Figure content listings
-- Start --
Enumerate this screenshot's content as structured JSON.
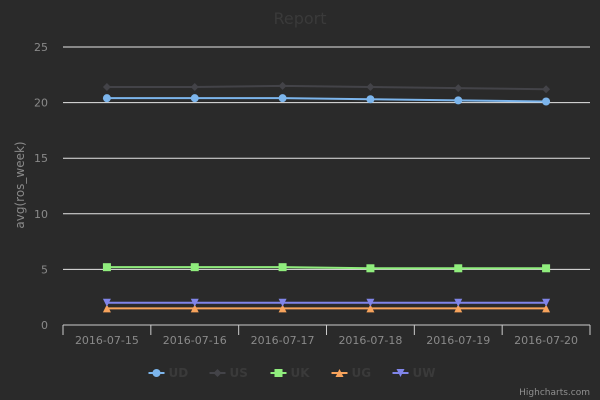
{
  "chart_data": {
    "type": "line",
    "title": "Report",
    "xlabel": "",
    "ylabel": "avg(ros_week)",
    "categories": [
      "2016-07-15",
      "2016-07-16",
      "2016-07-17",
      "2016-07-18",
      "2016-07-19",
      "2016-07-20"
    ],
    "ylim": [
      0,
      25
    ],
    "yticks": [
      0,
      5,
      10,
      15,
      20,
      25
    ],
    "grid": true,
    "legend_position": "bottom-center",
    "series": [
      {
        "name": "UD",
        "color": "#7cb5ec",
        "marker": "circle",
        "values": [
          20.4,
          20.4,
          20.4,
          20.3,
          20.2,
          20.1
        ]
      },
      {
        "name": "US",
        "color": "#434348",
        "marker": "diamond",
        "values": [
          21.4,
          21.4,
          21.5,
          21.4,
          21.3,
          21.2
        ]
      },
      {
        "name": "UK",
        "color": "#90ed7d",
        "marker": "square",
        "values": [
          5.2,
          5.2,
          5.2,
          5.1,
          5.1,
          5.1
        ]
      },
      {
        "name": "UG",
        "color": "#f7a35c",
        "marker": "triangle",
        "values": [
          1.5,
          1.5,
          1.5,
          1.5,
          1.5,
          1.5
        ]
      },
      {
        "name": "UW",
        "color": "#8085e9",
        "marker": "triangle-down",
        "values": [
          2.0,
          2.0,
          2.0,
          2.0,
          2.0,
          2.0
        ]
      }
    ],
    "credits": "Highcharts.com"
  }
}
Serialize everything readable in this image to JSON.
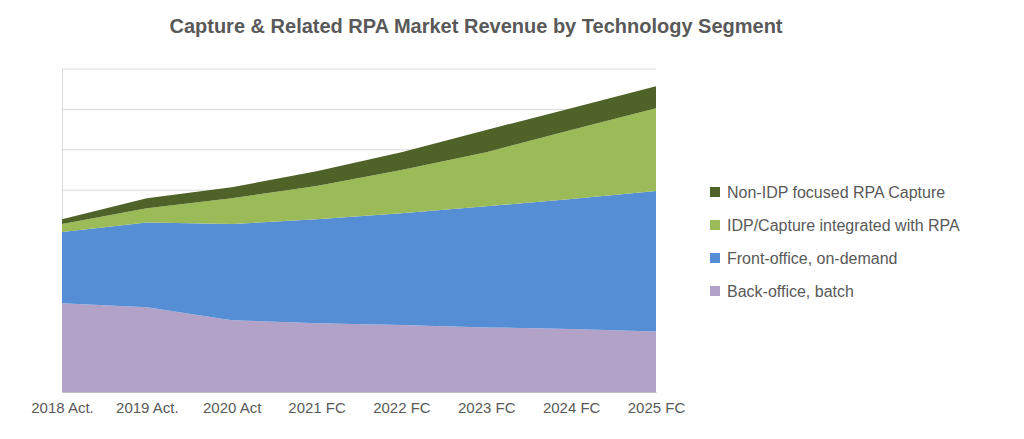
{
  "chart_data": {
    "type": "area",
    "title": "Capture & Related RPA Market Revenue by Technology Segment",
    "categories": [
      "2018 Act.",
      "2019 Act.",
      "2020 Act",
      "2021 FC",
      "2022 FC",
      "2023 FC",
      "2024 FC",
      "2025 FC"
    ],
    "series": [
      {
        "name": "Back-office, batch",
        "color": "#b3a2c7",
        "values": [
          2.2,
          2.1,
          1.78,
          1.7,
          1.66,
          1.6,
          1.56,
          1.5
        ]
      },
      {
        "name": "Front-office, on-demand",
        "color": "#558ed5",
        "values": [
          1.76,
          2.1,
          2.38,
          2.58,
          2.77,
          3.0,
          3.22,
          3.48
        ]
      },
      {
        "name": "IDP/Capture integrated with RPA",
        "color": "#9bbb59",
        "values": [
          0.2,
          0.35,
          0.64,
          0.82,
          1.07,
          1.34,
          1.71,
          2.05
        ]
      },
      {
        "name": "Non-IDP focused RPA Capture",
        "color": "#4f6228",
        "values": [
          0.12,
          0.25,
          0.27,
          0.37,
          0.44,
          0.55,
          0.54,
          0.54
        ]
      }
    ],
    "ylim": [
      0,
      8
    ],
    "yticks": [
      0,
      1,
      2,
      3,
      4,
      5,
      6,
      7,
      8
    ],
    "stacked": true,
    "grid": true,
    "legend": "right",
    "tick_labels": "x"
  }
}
-- End --
**Goal of the exercise:** Output all the records, word for word, with no pictures in the copy.

**Reply to the exercise:**
Enumerate this screenshot's content as structured JSON.
{
  "chart_data": {
    "type": "line",
    "title": "Report",
    "xlabel": "",
    "ylabel": "avg(ros_week)",
    "categories": [
      "2016-07-15",
      "2016-07-16",
      "2016-07-17",
      "2016-07-18",
      "2016-07-19",
      "2016-07-20"
    ],
    "ylim": [
      0,
      25
    ],
    "yticks": [
      0,
      5,
      10,
      15,
      20,
      25
    ],
    "grid": true,
    "legend_position": "bottom-center",
    "series": [
      {
        "name": "UD",
        "color": "#7cb5ec",
        "marker": "circle",
        "values": [
          20.4,
          20.4,
          20.4,
          20.3,
          20.2,
          20.1
        ]
      },
      {
        "name": "US",
        "color": "#434348",
        "marker": "diamond",
        "values": [
          21.4,
          21.4,
          21.5,
          21.4,
          21.3,
          21.2
        ]
      },
      {
        "name": "UK",
        "color": "#90ed7d",
        "marker": "square",
        "values": [
          5.2,
          5.2,
          5.2,
          5.1,
          5.1,
          5.1
        ]
      },
      {
        "name": "UG",
        "color": "#f7a35c",
        "marker": "triangle",
        "values": [
          1.5,
          1.5,
          1.5,
          1.5,
          1.5,
          1.5
        ]
      },
      {
        "name": "UW",
        "color": "#8085e9",
        "marker": "triangle-down",
        "values": [
          2.0,
          2.0,
          2.0,
          2.0,
          2.0,
          2.0
        ]
      }
    ],
    "credits": "Highcharts.com"
  }
}
Serialize everything readable in this image to JSON.
{
  "chart_data": {
    "type": "area",
    "title": "Capture & Related RPA Market Revenue by Technology Segment",
    "categories": [
      "2018 Act.",
      "2019 Act.",
      "2020 Act",
      "2021 FC",
      "2022 FC",
      "2023 FC",
      "2024 FC",
      "2025 FC"
    ],
    "series": [
      {
        "name": "Back-office, batch",
        "color": "#b3a2c7",
        "values": [
          2.2,
          2.1,
          1.78,
          1.7,
          1.66,
          1.6,
          1.56,
          1.5
        ]
      },
      {
        "name": "Front-office, on-demand",
        "color": "#558ed5",
        "values": [
          1.76,
          2.1,
          2.38,
          2.58,
          2.77,
          3.0,
          3.22,
          3.48
        ]
      },
      {
        "name": "IDP/Capture integrated with RPA",
        "color": "#9bbb59",
        "values": [
          0.2,
          0.35,
          0.64,
          0.82,
          1.07,
          1.34,
          1.71,
          2.05
        ]
      },
      {
        "name": "Non-IDP focused RPA Capture",
        "color": "#4f6228",
        "values": [
          0.12,
          0.25,
          0.27,
          0.37,
          0.44,
          0.55,
          0.54,
          0.54
        ]
      }
    ],
    "ylim": [
      0,
      8
    ],
    "yticks": [
      0,
      1,
      2,
      3,
      4,
      5,
      6,
      7,
      8
    ],
    "stacked": true,
    "grid": true,
    "legend": "right",
    "tick_labels": "x"
  }
}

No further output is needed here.